- _Source extract_
┌────────

RIOT-X will perform initial load of the incremental_order_header table which should translate to 1000 hashes in the target Redis database.

Snowflake Additional Data

Go back to your Snowflake UI and run the last step in the notebook. This will insert 100 rows in the incremental_order_header table which will be picked up by RIOT and written to the target database. You should now have 1,100 hashes in the target Redis database.

Service User

If your Snowflake account does not let you use JDBC password authentication you will have to use key-based authentication.

Key Pair

If you don’t already have a private/public key pair you need to generate one. Follow the steps at docs.snowflake.com/en/user-guide/key-pair-auth.

Use the following command to extract the actual public key for the last step: Assign the public key to a Snowflake user

grep -v "BEGIN\|END" rsa_key.pub | tr -d '\n'
JDBC URL

When using key authentication you need to modify the JDBC URL to:

jdbc:snowflake://<account>.snowflakecomputing.com?private_key_file=<path_to_key>/rsa_key.p8

Performance Tuning

The snowflake-import command can be tuned for higher throughput using several options.

Key Options

Option Description Default

--fetch

Number of rows to fetch from Snowflake per query

Driver default

--batch

Number of items per Redis write batch

50

--threads

Number of concurrent writer threads

1

--pool

Max number of Redis connections

8

Benchmark Results

The following benchmarks were performed importing data from a Snowflake table to a local Redis instance. Results may vary based on network latency, Snowflake warehouse size, and Redis configuration.

Table 1. 100K Rows Initial Load
Configuration Peak Throughput Total Time Improvement

Defaults (--batch 50)

12,496/s

9s

baseline

--fetch 1000 --batch 500

14,238/s

8s

+14%

--fetch 5000 --batch 1000 --threads 4

16,112/s

7s

+29%

--fetch 5000 --batch 500 --threads 4 --pool 16

16,558/s

7s

+33%

Table 2. 1M Rows Initial Load (Optimized Settings)
Redis Command Peak Throughput Total Time

hset (hashes)

└────────

- _Dataset entries_
┌────────

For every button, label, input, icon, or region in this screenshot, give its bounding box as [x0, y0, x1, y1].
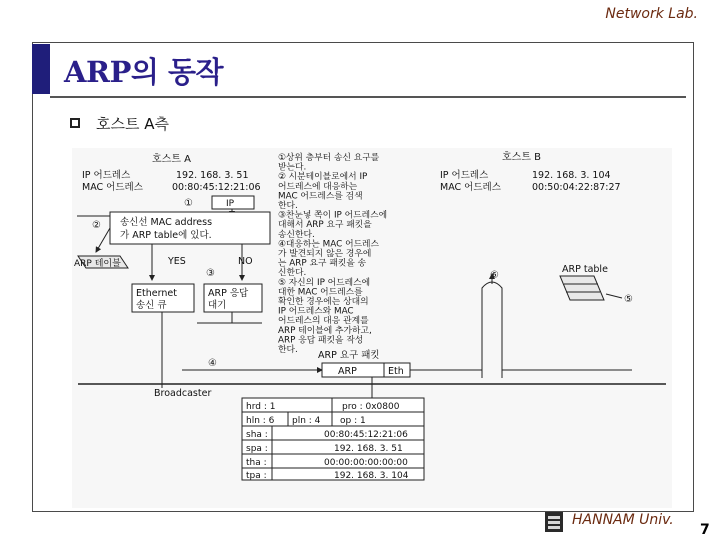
eth-packet-eth: Eth: [388, 366, 404, 377]
step-text-line: 대한 MAC 어드레스를: [278, 287, 363, 298]
field-hrd: hrd : 1: [246, 402, 276, 412]
step-text-line: MAC 어드레스를 검색: [278, 191, 363, 202]
decision-line1: 송신선 MAC address: [120, 217, 213, 228]
title-divider: [50, 96, 686, 98]
field-op: op : 1: [340, 416, 366, 426]
host-b-ip-label: IP 어드레스: [440, 170, 489, 181]
title-accent-bar: [32, 44, 50, 94]
host-b-label: 호스트 B: [502, 152, 542, 163]
step-text-line: ③찬눈넣 쪽이 IP 어드레스에: [278, 210, 388, 221]
no-label: NO: [238, 256, 253, 267]
host-b-mac-value: 00:50:04:22:87:27: [532, 182, 621, 193]
host-a-mac-value: 00:80:45:12:21:06: [172, 182, 261, 193]
arp-wait-line1: ARP 응답: [208, 288, 249, 299]
steps-explanation: [278, 151, 387, 355]
yes-label: YES: [168, 256, 186, 267]
step-text-line: ⑤ 자신의 IP 어드레스에: [278, 277, 371, 288]
step-text-line: 는 ARP 요구 패킷을 송: [278, 258, 367, 269]
field-hln: hln : 6: [246, 416, 275, 426]
arp-packet-arp: ARP: [338, 366, 357, 377]
field-sha-value: 00:80:45:12:21:06: [324, 430, 408, 440]
arp-diagram: [72, 148, 672, 508]
step-text-line: 대해서 ARP 요구 패킷을: [278, 220, 372, 231]
step-text-line: 송신한다.: [278, 229, 315, 240]
field-pro: pro : 0x0800: [342, 402, 400, 412]
host-b-arp-table-icon: [560, 276, 604, 300]
university-logo-icon: [543, 510, 565, 534]
university-name: HANNAM Univ.: [572, 512, 674, 528]
broadcast-label: Broadcaster: [154, 388, 212, 399]
host-a-arp-table-label: ARP 테이블: [74, 259, 121, 269]
step-text-line: 한다.: [278, 345, 298, 355]
step-text-line: ④대응하는 MAC 어드레스: [278, 239, 380, 250]
step-text-line: 한다.: [278, 201, 298, 211]
host-a-step2: ②: [92, 220, 101, 231]
step-text-line: ARP 테이블에 추가하고,: [278, 325, 372, 336]
bullet-icon: [70, 118, 80, 128]
host-a-ip-label: IP 어드레스: [82, 170, 131, 181]
host-b-step6: ⑥: [490, 270, 499, 281]
step-text-line: 신한다.: [278, 268, 307, 279]
field-sha-label: sha :: [246, 430, 268, 440]
arp-wait-line2: 대기: [208, 300, 227, 311]
field-tpa-value: 192. 168. 3. 104: [334, 471, 409, 481]
field-pln: pln : 4: [292, 416, 321, 426]
bullet-text: 호스트 A측: [96, 115, 169, 133]
step-text-line: IP 어드레스와 MAC: [278, 306, 354, 317]
lab-name: Network Lab.: [605, 6, 698, 22]
step-text-line: 어드레스에 대응하는: [278, 181, 358, 192]
field-tpa-label: tpa :: [246, 471, 267, 481]
step-text-line: 어드레스의 대응 관계를: [278, 316, 369, 327]
host-b-ip-value: 192. 168. 3. 104: [532, 170, 611, 181]
field-spa-value: 192. 168. 3. 51: [334, 444, 403, 454]
host-a-step4: ④: [208, 358, 217, 369]
ethernet-queue-line2: 송신 큐: [136, 300, 167, 311]
packet-label: ARP 요구 패킷: [318, 350, 380, 361]
step-text-line: 확인한 경우에는 상대의: [278, 297, 369, 307]
host-b-arp-table-label: ARP table: [562, 264, 608, 275]
page-number: 7: [700, 522, 710, 538]
host-a-step3: ③: [206, 268, 215, 279]
step-text-line: 받는다.: [278, 162, 307, 173]
field-tha-label: tha :: [246, 458, 267, 468]
step-text-line: ①상위 층부터 송신 요구를: [278, 153, 380, 163]
slide-title: ARP의 동작: [64, 55, 224, 89]
step-text-line: ARP 응답 패킷을 작성: [278, 335, 364, 346]
host-a-mac-label: MAC 어드레스: [82, 182, 143, 193]
field-tha-value: 00:00:00:00:00:00: [324, 458, 408, 468]
field-spa-label: spa :: [246, 444, 268, 454]
host-a-ip-value: 192. 168. 3. 51: [176, 170, 249, 181]
host-b-step5: ⑤: [624, 294, 633, 305]
host-b-mac-label: MAC 어드레스: [440, 182, 501, 193]
host-a-step1: ①: [184, 198, 193, 209]
host-a-label: 호스트 A: [152, 154, 191, 165]
step-text-line: ② 시분테이블로에서 IP: [278, 172, 368, 183]
ethernet-queue-line1: Ethernet: [136, 288, 177, 299]
step-text-line: 가 발견되지 않은 경우에: [278, 249, 372, 259]
ip-layer-label: IP: [226, 199, 235, 209]
decision-line2: 가 ARP table에 있다.: [120, 230, 212, 241]
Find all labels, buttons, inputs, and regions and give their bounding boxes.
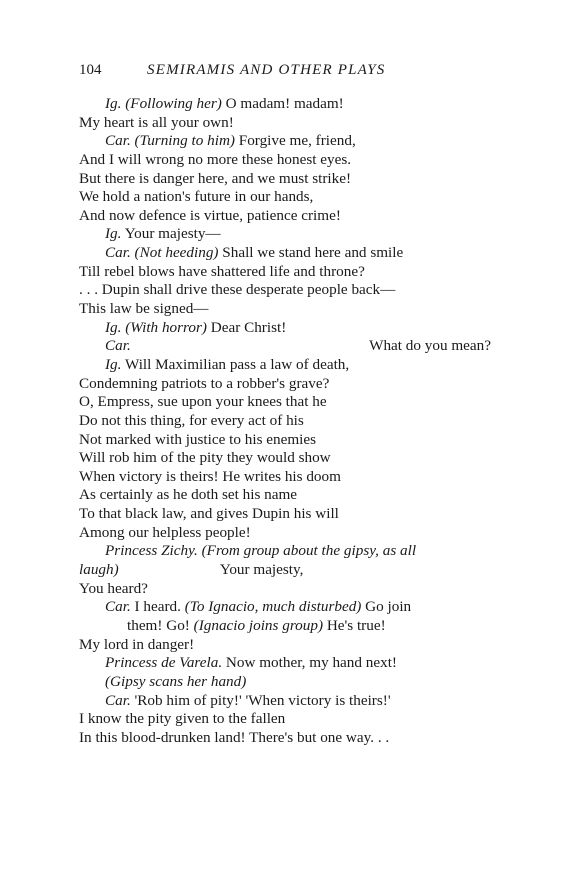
verse-line: My heart is all your own! — [79, 113, 234, 131]
verse-line: As certainly as he doth set his name — [79, 486, 298, 504]
dialogue-line — [79, 225, 491, 244]
line-text: Go join — [365, 598, 412, 616]
stage-direction: (To Ignacio, much disturbed) — [184, 598, 362, 616]
line-text: O madam! madam! — [225, 95, 344, 112]
speaker: Ig. — [105, 95, 122, 112]
dialogue-line — [79, 561, 491, 580]
verse-line: You heard? — [79, 579, 148, 597]
line-text: What do you mean? — [369, 337, 491, 355]
speaker: Ig. — [105, 225, 122, 243]
verse-line: This law be signed— — [79, 300, 209, 318]
speaker: Car. — [105, 244, 131, 262]
line-text: I heard. — [134, 598, 181, 616]
running-title: SEMIRAMIS AND OTHER PLAYS — [147, 62, 386, 78]
dialogue-line — [79, 319, 491, 338]
verse-line: And now defence is virtue, patience crime! — [79, 206, 341, 224]
line-text: Dear Christ! — [210, 318, 287, 336]
verse-line: Will rob him of the pity they would show — [79, 449, 331, 467]
line-text: Shall we stand here and smile — [222, 244, 404, 262]
line-text: them! Go! — [127, 616, 190, 634]
dialogue-line — [79, 654, 491, 673]
dialogue-line — [79, 356, 491, 375]
verse-line: I know the pity given to the fallen — [79, 710, 286, 728]
play-text — [79, 95, 491, 747]
dialogue-line — [79, 542, 491, 561]
verse-line: But there is danger here, and we must strike! — [79, 169, 352, 187]
verse-line: And I will wrong no more these honest eyes. — [79, 150, 352, 168]
stage-direction: (Ignacio joins group) — [193, 616, 324, 634]
line-text: Now mother, my hand next! — [225, 654, 397, 672]
verse-line: My lord in danger! — [79, 635, 195, 653]
page-number: 104 — [79, 62, 102, 78]
dialogue-line — [79, 337, 491, 356]
stage-direction: (From group about the gipsy, as all — [201, 542, 417, 560]
dialogue-line — [79, 132, 491, 151]
verse-line: When victory is theirs! He writes his doom — [79, 467, 341, 485]
verse-line: O, Empress, sue upon your knees that he — [79, 393, 327, 411]
dialogue-line — [79, 617, 491, 636]
dialogue-line — [79, 692, 491, 711]
line-text: Your majesty— — [124, 225, 221, 243]
verse-line: We hold a nation's future in our hands, — [79, 188, 314, 206]
stage-direction: laugh) — [79, 561, 119, 579]
verse-line: Till rebel blows have shattered life and throne? — [79, 262, 365, 280]
stage-direction: (Gipsy scans her hand) — [105, 672, 247, 690]
speaker: Car. — [105, 691, 131, 709]
dialogue-line — [79, 95, 491, 114]
line-text: Will Maximilian pass a law of death, — [124, 355, 350, 373]
verse-line: In this blood-drunken land! There's but one way. . . — [79, 728, 390, 746]
speaker: Car. — [105, 337, 131, 355]
dialogue-line — [79, 598, 491, 617]
stage-direction: (Turning to him) — [134, 132, 235, 150]
speaker: Princess de Varela. — [105, 654, 223, 672]
page-header — [79, 62, 489, 82]
verse-line: Condemning patriots to a robber's grave? — [79, 374, 330, 392]
speaker: Princess Zichy. — [105, 542, 198, 560]
stage-direction: (Following her) — [125, 95, 222, 112]
stage-direction: (With horror) — [125, 318, 207, 336]
speaker: Car. — [105, 132, 131, 150]
verse-line: To that black law, and gives Dupin his will — [79, 505, 339, 523]
dialogue-line — [79, 244, 491, 263]
verse-line: Not marked with justice to his enemies — [79, 430, 317, 448]
dialogue-line — [79, 673, 491, 692]
line-text: He's true! — [326, 616, 386, 634]
line-text: Forgive me, friend, — [238, 132, 356, 150]
speaker: Ig. — [105, 318, 122, 336]
verse-line: Do not this thing, for every act of his — [79, 411, 304, 429]
stage-direction: (Not heeding) — [134, 244, 219, 262]
line-text: 'Rob him of pity!' 'When victory is theirs!' — [134, 691, 391, 709]
verse-line: . . . Dupin shall drive these desperate people back— — [79, 281, 396, 299]
verse-line: Among our helpless people! — [79, 523, 251, 541]
speaker: Car. — [105, 598, 131, 616]
line-text: Your majesty, — [219, 561, 304, 579]
speaker: Ig. — [105, 355, 122, 373]
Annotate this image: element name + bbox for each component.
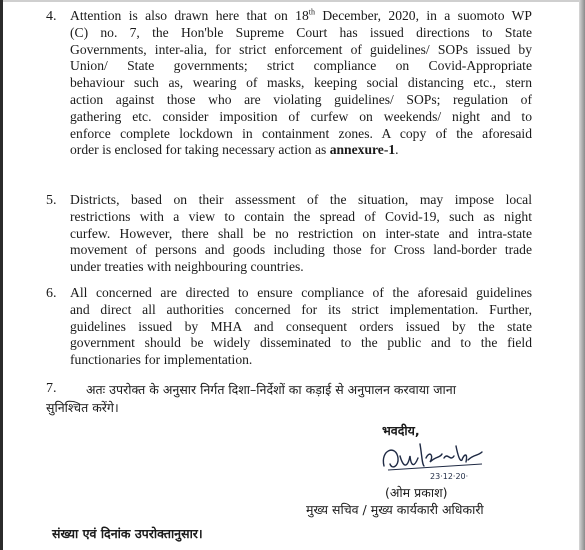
- signatory-designation: मुख्य सचिव / मुख्य कार्यकारी अधिकारी: [306, 502, 484, 517]
- signatory-name: (ओम प्रकाश): [385, 485, 448, 500]
- paragraph-line: action against those who are violating guidelines/ SOPs; regulation of: [70, 91, 532, 107]
- paragraph-number: 5.: [46, 193, 57, 208]
- paragraph-line: restrictions with a view to contain the spread of Covid-19, such as night: [70, 208, 532, 224]
- paragraph-line: gathering etc. consider imposition of curfew on weekends/ night and to: [70, 108, 532, 124]
- paragraph-body: [70, 285, 532, 369]
- paragraph-body: [70, 192, 532, 276]
- paragraph-line: and direct all authorities concerned for its strict implementation. Further,: [70, 301, 532, 317]
- paragraph-line: Attention is also drawn here that on 18th December, 2020, in a suomoto WP: [70, 8, 532, 23]
- ordinal-suffix: th: [308, 8, 315, 17]
- paragraph-number: 4.: [46, 9, 57, 24]
- paragraph-line: guidelines issued by MHA and consequent orders issued by the state: [70, 318, 532, 334]
- annexure-reference: annexure-1: [329, 142, 396, 158]
- paragraph-4: [46, 8, 532, 159]
- handwritten-signature: [378, 436, 498, 482]
- paragraph-number: 7.: [46, 381, 57, 396]
- paragraph-5: [46, 192, 532, 276]
- paragraph-line: curfew. However, there shall be no restriction on inter-state and intra-state: [70, 225, 532, 241]
- paragraph-line: All concerned are directed to ensure compliance of the aforesaid guidelines: [70, 285, 532, 300]
- paragraph-line: Districts, based on their assessment of the situation, may impose local: [70, 192, 532, 207]
- reference-line: संख्या एवं दिनांक उपरोक्तानुसार।: [52, 526, 203, 541]
- paragraph-7-hindi: [46, 381, 546, 417]
- paragraph-line: order is enclosed for taking necessary action as annexure-1.: [70, 142, 399, 158]
- paragraph-line: functionaries for implementation.: [70, 352, 253, 368]
- paragraph-line: behaviour such as, wearing of masks, keeping social distancing etc., stern: [70, 75, 532, 91]
- paragraph-line: government should be widely disseminated to the public and to the field: [70, 335, 532, 351]
- hindi-line: अतः उपरोक्त के अनुसार निर्गत दिशा–निर्देशों का कड़ाई से अनुपालन करवाया जाना: [86, 382, 456, 397]
- paragraph-line: enforce complete lockdown in containment zones. A copy of the aforesaid: [70, 125, 532, 141]
- paragraph-body: [70, 8, 532, 159]
- yours-faithfully: भवदीय,: [382, 423, 420, 438]
- paragraph-line: under treaties with neighbouring countries.: [70, 259, 304, 275]
- signature-date: 23·12·20·: [430, 472, 469, 481]
- paragraph-line: movement of persons and goods including those for Cross land-border trade: [70, 242, 532, 258]
- paragraph-line: (C) no. 7, the Hon'ble Supreme Court has issued directions to State: [70, 24, 532, 40]
- paragraph-line: Governments, inter-alia, for strict enforcement of guidelines/ SOPs issued by: [70, 41, 532, 57]
- paragraph-number: 6.: [46, 286, 57, 301]
- hindi-line: सुनिश्चित करेंगे।: [46, 400, 119, 415]
- paragraph-line: Union/ State governments; strict compliance on Covid-Appropriate: [70, 58, 532, 74]
- paragraph-6: [46, 285, 532, 369]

└────────

- _Required task A_
Decide whether each statement agrees with the Snowflake import guide, giving yes or no with the deciding words quoted from it. (i) Running the last notebook step inserts 1,000 rows into the incremental_order_header table. (ii) Key-based authentication requires a change to the JDBC URL. (iii) The benchmarks imported data into a remote Redis cluster.
- _Required task B_
Pick up the Snowflake import guide where it stops and write the next part.

- _Result A_
(i) No: "This will insert 100 rows in the incremental_order_header table"
(ii) Yes: "When using key authentication you need to modify the JDBC URL to:"
(iii) No: "importing data from a Snowflake table to a local Redis instance"

- _Result B_
57,025/s

18s

xadd (stream)

49,979/s

21s

For high-throughput imports, use:

riotx snowflake-import \
      tb_101.raw_pos.incremental_order_header \
      --jdbc-url "jdbc:snowflake://account.snowflakecomputing.com" \
      --jdbc-user user \
      --warehouse COMPUTE_WH \
      --cdc-schema raw_pos_cdc \
      --fetch 5000 \
      --batch 500 \
      --threads 4 \
      --pool 16 \
      hset orderheader:#{order_id}

Tuning Guidelines

  • --fetch: Larger values reduce Snowflake round-trips but increase memory usage. Values between 1000-5000 work well.

  • --batch: Larger batches improve Redis throughput but too large (2000+) can cause diminishing returns.

  • --threads: 4 threads typically provide good parallelism. More threads may not help if Snowflake query is the bottleneck.

  • --pool: Should be at least equal to --threads to avoid connection contention.

For initial load benchmarks, use --offset-clear to reset the stream offset and get accurate measurements.

RDI End-to-End Benchmarks

When using RIOTX as an RDI collector, the end-to-end throughput includes both RIOTX ingestion and RDI processor stages.

Data Flow
Snowflake Table → RIOTX Collector → Redis Stream → RDI Processor → Target Redis (Hashes)

Test Environment

  • Platform: Docker Desktop Kubernetes (macOS, Apple Silicon)

  • Redis Enterprise: 7.22.0-17

  • Snowflake: Standard account (TPC-H sample data)

  • RIOTX Collector: 1600Mi memory limit

Pipeline Configuration

The following config.yaml was used for the benchmarks:

config.yaml
sources:
  snowflake:
    type: riotx
    connection:
      type: snowflake
      url: "jdbc:snowflake://<account>.snowflakecomputing.com/"
      username: <username>
      privateKey:
        content: "<base64-encoded-private-key>"
      database: RDI_TEST
      schema: PUBLIC
      warehouse: COMPUTE_WH
    tables:
      RDI_TEST.PUBLIC.BENCHMARK_ORDERS_300K: {}
    advanced:
      riotx:
        poll: "10s"          (1)
        snapshot: INITIAL    (2)
        streamPrefix: "data:" (3)
        streamLimit: 200000  (4)
        clearOffset: true    (5)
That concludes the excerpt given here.